* Brief
Please find the lines in the following records that hold "plaatsing", and copy them.

Data supplied below:

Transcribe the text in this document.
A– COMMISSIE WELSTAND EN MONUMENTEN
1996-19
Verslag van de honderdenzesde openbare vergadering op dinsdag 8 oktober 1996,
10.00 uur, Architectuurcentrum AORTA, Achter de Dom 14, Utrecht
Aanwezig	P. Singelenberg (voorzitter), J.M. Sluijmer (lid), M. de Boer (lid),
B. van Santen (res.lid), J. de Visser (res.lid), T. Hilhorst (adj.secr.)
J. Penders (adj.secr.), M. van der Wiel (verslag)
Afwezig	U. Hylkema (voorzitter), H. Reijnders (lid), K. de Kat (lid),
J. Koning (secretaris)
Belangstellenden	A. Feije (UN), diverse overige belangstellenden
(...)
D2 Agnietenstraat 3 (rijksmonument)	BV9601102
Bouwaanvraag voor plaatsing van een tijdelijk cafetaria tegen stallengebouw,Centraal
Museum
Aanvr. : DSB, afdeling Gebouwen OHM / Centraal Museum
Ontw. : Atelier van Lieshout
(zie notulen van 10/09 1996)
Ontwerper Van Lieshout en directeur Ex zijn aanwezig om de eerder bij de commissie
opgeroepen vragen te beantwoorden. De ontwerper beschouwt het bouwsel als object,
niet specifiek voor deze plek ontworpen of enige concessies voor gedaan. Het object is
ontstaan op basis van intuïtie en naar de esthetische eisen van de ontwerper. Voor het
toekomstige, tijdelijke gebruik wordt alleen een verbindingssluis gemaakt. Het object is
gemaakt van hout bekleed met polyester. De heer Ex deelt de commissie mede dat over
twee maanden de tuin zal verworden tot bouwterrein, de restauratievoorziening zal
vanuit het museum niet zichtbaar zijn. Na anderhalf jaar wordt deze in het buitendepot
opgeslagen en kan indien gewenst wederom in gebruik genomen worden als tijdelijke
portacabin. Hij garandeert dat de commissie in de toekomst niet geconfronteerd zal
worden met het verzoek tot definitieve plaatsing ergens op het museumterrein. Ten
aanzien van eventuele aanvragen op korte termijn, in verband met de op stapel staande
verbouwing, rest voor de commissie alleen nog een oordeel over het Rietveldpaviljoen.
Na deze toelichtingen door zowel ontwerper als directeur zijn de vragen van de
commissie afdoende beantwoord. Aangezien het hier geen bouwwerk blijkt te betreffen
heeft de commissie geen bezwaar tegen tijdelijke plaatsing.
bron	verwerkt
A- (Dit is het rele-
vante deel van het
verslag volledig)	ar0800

End of Data supplied.

* Exercise result
Bouwaanvraag voor plaatsing van een tijdelijk cafetaria tegen stallengebouw,Centraal
worden met het verzoek tot definitieve plaatsing ergens op het museumterrein. Ten
heeft de commissie geen bezwaar tegen tijdelijke plaatsing.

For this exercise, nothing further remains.